▸ Exercise brief:
Copy all records verbatim.

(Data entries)
--------------------

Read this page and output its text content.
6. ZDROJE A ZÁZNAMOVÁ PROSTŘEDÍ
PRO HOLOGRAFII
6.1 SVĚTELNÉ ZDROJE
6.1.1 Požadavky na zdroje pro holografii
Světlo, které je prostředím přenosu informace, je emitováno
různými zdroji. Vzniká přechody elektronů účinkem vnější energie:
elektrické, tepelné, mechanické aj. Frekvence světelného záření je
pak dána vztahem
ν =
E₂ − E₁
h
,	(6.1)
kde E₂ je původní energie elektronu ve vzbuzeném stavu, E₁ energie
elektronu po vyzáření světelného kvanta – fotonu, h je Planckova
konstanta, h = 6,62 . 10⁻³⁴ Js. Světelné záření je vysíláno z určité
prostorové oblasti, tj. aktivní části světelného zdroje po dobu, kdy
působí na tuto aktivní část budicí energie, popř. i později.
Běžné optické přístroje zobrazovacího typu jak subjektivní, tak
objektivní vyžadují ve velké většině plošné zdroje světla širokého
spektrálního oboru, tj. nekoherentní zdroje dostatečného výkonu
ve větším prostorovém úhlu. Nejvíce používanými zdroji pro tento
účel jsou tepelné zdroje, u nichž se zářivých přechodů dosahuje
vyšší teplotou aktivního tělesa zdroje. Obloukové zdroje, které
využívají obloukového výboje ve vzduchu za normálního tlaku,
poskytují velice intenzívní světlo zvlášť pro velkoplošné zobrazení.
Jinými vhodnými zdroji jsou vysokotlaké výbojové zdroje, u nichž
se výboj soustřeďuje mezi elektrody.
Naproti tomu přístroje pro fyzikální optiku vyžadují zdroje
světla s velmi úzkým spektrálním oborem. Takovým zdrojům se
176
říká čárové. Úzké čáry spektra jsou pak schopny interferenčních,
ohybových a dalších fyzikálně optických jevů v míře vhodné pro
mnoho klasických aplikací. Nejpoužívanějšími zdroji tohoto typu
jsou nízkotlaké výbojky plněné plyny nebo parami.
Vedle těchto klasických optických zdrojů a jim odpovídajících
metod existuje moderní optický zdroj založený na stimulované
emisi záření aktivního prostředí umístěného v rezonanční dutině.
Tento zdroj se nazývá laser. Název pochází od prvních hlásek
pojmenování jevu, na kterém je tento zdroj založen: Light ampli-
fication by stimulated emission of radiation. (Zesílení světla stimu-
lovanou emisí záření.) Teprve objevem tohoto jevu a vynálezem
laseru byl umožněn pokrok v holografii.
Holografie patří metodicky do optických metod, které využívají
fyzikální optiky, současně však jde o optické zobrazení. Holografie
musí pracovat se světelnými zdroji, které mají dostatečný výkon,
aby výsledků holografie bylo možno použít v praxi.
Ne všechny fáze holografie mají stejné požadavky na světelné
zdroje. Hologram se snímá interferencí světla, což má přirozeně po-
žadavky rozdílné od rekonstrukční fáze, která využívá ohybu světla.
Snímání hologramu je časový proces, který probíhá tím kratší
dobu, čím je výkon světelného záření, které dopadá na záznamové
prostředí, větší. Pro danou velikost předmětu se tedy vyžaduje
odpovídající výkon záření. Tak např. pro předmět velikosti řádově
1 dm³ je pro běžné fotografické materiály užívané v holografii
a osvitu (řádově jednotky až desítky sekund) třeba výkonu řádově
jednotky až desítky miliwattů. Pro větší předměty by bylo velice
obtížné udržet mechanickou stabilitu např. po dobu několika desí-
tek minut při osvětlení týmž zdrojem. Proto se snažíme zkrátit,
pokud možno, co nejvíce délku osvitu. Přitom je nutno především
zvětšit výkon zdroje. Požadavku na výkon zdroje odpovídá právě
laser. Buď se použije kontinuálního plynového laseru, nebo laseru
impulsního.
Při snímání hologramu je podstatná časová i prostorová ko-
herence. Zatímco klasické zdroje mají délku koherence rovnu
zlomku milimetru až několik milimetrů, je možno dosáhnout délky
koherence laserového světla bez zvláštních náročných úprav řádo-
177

--------------------

▸ Finished exercise:
Read this page and output its text content.
6. ZDROJE A ZÁZNAMOVÁ PROSTŘEDÍ
PRO HOLOGRAFII
6.1 SVĚTELNÉ ZDROJE
6.1.1 Požadavky na zdroje pro holografii
Světlo, které je prostředím přenosu informace, je emitováno
různými zdroji. Vzniká přechody elektronů účinkem vnější energie:
elektrické, tepelné, mechanické aj. Frekvence světelného záření je
pak dána vztahem
ν =
E₂ − E₁
h
,	(6.1)
kde E₂ je původní energie elektronu ve vzbuzeném stavu, E₁ energie
elektronu po vyzáření světelného kvanta – fotonu, h je Planckova
konstanta, h = 6,62 . 10⁻³⁴ Js. Světelné záření je vysíláno z určité
prostorové oblasti, tj. aktivní části světelného zdroje po dobu, kdy
působí na tuto aktivní část budicí energie, popř. i později.
Běžné optické přístroje zobrazovacího typu jak subjektivní, tak
objektivní vyžadují ve velké většině plošné zdroje světla širokého
spektrálního oboru, tj. nekoherentní zdroje dostatečného výkonu
ve větším prostorovém úhlu. Nejvíce používanými zdroji pro tento
účel jsou tepelné zdroje, u nichž se zářivých přechodů dosahuje
vyšší teplotou aktivního tělesa zdroje. Obloukové zdroje, které
využívají obloukového výboje ve vzduchu za normálního tlaku,
poskytují velice intenzívní světlo zvlášť pro velkoplošné zobrazení.
Jinými vhodnými zdroji jsou vysokotlaké výbojové zdroje, u nichž
se výboj soustřeďuje mezi elektrody.
Naproti tomu přístroje pro fyzikální optiku vyžadují zdroje
světla s velmi úzkým spektrálním oborem. Takovým zdrojům se
176
říká čárové. Úzké čáry spektra jsou pak schopny interferenčních,
ohybových a dalších fyzikálně optických jevů v míře vhodné pro
mnoho klasických aplikací. Nejpoužívanějšími zdroji tohoto typu
jsou nízkotlaké výbojky plněné plyny nebo parami.
Vedle těchto klasických optických zdrojů a jim odpovídajících
metod existuje moderní optický zdroj založený na stimulované
emisi záření aktivního prostředí umístěného v rezonanční dutině.
Tento zdroj se nazývá laser. Název pochází od prvních hlásek
pojmenování jevu, na kterém je tento zdroj založen: Light ampli-
fication by stimulated emission of radiation. (Zesílení světla stimu-
lovanou emisí záření.) Teprve objevem tohoto jevu a vynálezem
laseru byl umožněn pokrok v holografii.
Holografie patří metodicky do optických metod, které využívají
fyzikální optiky, současně však jde o optické zobrazení. Holografie
musí pracovat se světelnými zdroji, které mají dostatečný výkon,
aby výsledků holografie bylo možno použít v praxi.
Ne všechny fáze holografie mají stejné požadavky na světelné
zdroje. Hologram se snímá interferencí světla, což má přirozeně po-
žadavky rozdílné od rekonstrukční fáze, která využívá ohybu světla.
Snímání hologramu je časový proces, který probíhá tím kratší
dobu, čím je výkon světelného záření, které dopadá na záznamové
prostředí, větší. Pro danou velikost předmětu se tedy vyžaduje
odpovídající výkon záření. Tak např. pro předmět velikosti řádově
1 dm³ je pro běžné fotografické materiály užívané v holografii
a osvitu (řádově jednotky až desítky sekund) třeba výkonu řádově
jednotky až desítky miliwattů. Pro větší předměty by bylo velice
obtížné udržet mechanickou stabilitu např. po dobu několika desí-
tek minut při osvětlení týmž zdrojem. Proto se snažíme zkrátit,
pokud možno, co nejvíce délku osvitu. Přitom je nutno především
zvětšit výkon zdroje. Požadavku na výkon zdroje odpovídá právě
laser. Buď se použije kontinuálního plynového laseru, nebo laseru
impulsního.
Při snímání hologramu je podstatná časová i prostorová ko-
herence. Zatímco klasické zdroje mají délku koherence rovnu
zlomku milimetru až několik milimetrů, je možno dosáhnout délky
koherence laserového světla bez zvláštních náročných úprav řádo-
177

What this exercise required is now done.